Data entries
◆ ◆ ◆ ◆ ◆ ◆ ◆
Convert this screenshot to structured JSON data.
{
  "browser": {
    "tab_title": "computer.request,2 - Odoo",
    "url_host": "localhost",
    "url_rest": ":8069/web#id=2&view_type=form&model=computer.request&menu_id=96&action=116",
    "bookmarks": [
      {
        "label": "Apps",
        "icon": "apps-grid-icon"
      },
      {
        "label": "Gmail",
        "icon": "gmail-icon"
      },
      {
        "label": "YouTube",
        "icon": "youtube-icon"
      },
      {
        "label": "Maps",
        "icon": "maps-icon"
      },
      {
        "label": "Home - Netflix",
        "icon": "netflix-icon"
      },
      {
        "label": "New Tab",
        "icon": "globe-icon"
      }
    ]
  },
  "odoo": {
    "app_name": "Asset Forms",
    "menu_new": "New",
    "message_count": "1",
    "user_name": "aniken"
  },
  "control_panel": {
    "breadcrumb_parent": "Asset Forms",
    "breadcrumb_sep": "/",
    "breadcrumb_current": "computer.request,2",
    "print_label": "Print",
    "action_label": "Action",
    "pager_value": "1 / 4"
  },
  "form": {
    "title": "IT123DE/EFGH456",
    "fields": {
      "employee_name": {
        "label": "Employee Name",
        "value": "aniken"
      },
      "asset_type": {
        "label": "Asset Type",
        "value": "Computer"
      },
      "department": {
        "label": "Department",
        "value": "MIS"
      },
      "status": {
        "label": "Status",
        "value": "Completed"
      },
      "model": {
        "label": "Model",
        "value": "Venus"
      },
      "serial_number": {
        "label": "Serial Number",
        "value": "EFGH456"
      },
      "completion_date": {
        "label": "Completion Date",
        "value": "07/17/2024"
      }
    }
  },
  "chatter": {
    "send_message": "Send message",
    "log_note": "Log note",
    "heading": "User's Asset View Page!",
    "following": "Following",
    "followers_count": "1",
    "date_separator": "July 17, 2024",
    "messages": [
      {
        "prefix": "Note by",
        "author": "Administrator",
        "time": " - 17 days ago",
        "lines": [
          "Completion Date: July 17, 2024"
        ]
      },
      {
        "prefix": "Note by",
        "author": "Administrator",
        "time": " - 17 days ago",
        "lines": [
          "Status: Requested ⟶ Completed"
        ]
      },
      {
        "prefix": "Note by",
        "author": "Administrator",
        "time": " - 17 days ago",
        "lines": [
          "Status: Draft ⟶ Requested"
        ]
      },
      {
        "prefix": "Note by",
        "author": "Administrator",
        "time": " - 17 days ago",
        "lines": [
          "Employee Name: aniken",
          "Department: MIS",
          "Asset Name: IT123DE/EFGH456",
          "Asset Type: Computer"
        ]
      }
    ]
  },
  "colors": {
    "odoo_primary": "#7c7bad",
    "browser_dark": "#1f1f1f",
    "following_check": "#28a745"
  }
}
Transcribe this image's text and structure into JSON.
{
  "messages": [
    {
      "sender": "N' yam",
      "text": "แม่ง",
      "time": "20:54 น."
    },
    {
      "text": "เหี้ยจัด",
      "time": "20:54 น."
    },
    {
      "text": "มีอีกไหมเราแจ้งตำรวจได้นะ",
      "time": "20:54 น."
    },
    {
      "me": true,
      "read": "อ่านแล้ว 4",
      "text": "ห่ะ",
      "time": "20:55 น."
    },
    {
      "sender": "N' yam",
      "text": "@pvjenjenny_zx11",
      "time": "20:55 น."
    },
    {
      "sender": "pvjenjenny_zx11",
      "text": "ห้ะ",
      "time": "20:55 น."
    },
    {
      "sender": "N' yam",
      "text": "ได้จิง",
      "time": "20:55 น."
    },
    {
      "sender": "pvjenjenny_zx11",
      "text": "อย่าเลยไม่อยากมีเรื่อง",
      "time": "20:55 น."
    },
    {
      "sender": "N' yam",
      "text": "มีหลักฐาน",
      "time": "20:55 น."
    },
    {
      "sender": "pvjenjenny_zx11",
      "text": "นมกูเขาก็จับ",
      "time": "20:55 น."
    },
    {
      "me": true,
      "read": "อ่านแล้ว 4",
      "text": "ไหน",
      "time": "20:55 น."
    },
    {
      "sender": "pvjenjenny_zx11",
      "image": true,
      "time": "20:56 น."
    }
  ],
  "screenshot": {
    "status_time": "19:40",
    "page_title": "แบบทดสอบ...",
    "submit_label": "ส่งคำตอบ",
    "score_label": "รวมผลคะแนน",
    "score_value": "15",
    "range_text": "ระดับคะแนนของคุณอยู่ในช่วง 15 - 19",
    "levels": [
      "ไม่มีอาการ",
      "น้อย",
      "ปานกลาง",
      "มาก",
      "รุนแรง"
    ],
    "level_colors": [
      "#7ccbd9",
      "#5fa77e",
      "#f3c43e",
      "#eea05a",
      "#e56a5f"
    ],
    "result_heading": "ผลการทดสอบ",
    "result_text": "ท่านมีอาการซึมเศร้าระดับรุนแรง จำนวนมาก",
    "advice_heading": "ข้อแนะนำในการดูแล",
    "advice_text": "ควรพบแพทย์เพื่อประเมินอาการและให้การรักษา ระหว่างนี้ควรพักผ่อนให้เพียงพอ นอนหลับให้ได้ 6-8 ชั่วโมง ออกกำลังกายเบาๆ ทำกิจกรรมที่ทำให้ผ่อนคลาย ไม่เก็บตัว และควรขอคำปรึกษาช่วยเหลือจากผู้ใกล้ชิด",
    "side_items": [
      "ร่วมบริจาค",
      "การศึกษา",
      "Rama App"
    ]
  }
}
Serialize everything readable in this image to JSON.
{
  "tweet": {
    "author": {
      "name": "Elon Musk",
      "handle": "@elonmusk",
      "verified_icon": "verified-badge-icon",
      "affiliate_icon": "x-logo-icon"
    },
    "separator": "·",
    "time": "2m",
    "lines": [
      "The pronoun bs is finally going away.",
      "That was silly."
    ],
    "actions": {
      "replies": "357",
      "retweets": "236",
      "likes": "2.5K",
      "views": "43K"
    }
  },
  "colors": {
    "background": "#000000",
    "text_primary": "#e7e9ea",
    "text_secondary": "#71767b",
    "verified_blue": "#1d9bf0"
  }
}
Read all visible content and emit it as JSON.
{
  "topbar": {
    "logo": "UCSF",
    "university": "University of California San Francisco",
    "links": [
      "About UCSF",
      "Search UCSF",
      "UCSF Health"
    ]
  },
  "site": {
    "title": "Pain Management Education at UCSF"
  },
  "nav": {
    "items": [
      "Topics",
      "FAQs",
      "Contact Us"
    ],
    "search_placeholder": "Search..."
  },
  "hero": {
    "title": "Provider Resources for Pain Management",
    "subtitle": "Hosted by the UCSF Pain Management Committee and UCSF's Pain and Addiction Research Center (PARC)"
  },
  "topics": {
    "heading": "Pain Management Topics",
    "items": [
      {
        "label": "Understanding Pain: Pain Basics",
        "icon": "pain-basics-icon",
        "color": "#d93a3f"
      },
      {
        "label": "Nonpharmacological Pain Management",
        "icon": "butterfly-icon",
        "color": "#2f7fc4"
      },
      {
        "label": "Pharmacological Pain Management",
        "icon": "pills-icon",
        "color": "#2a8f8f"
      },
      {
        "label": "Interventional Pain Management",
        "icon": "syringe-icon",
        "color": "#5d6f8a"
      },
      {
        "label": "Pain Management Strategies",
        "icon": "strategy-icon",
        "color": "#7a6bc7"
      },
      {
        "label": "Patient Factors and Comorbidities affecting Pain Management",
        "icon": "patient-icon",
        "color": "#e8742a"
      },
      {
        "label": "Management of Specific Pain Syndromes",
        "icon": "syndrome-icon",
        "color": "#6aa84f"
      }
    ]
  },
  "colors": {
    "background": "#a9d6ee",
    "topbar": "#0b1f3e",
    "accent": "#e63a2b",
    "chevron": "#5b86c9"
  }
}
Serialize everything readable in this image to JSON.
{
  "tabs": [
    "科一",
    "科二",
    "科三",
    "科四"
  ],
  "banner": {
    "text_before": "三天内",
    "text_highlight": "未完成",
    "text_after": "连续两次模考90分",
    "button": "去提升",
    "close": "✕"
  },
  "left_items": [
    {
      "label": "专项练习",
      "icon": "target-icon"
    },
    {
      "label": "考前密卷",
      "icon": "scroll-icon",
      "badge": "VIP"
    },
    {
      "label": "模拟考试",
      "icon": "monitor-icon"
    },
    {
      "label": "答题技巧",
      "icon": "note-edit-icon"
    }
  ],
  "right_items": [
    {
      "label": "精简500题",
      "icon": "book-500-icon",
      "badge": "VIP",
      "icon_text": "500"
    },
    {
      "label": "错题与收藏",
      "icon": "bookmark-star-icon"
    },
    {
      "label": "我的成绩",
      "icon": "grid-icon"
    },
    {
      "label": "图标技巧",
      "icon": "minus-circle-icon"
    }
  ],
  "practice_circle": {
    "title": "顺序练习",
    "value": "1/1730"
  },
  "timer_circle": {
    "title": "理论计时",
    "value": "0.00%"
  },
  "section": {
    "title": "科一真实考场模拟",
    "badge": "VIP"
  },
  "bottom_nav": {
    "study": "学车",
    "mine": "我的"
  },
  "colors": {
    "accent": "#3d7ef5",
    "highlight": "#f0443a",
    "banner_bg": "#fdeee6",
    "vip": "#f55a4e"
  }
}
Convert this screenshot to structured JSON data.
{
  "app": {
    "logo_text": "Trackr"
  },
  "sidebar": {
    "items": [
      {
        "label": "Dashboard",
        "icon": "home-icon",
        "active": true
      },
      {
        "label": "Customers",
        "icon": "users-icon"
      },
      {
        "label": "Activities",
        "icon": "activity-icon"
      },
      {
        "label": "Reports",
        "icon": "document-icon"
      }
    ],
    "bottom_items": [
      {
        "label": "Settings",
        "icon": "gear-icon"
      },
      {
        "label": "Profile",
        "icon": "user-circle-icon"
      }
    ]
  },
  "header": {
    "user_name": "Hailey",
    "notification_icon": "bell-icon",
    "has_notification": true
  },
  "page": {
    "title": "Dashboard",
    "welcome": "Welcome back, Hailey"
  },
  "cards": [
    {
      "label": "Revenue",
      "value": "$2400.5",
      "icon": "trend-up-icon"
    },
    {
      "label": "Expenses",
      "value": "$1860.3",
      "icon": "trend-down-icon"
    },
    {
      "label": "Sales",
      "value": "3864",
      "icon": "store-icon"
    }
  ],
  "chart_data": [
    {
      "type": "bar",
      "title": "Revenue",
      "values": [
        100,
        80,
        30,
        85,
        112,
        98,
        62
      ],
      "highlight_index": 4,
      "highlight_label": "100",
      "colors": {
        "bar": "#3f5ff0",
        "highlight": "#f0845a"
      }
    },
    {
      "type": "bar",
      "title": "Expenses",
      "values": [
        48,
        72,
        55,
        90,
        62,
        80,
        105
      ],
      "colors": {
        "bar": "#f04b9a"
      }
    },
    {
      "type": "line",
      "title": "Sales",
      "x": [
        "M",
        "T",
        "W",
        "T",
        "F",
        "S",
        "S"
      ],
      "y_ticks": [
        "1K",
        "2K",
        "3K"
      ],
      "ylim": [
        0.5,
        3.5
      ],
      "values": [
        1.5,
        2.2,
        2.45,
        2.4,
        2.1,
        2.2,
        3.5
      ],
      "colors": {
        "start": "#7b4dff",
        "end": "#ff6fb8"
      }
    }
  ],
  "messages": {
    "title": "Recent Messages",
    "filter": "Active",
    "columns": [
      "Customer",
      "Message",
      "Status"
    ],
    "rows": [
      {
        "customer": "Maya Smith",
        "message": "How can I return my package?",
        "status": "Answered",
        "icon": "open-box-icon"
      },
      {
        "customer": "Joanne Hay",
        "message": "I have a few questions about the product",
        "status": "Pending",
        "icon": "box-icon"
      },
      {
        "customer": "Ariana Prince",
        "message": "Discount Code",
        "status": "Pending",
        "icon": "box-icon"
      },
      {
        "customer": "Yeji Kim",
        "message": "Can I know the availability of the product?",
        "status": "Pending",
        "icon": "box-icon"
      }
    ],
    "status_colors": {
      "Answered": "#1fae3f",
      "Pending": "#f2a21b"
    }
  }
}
◆ ◆ ◆ ◆ ◆ ◆ ◆
Out of the records, collect only those lines that contain the string "background".

(Answer in full)
    "background": "#000000",
    "background": "#a9d6ee",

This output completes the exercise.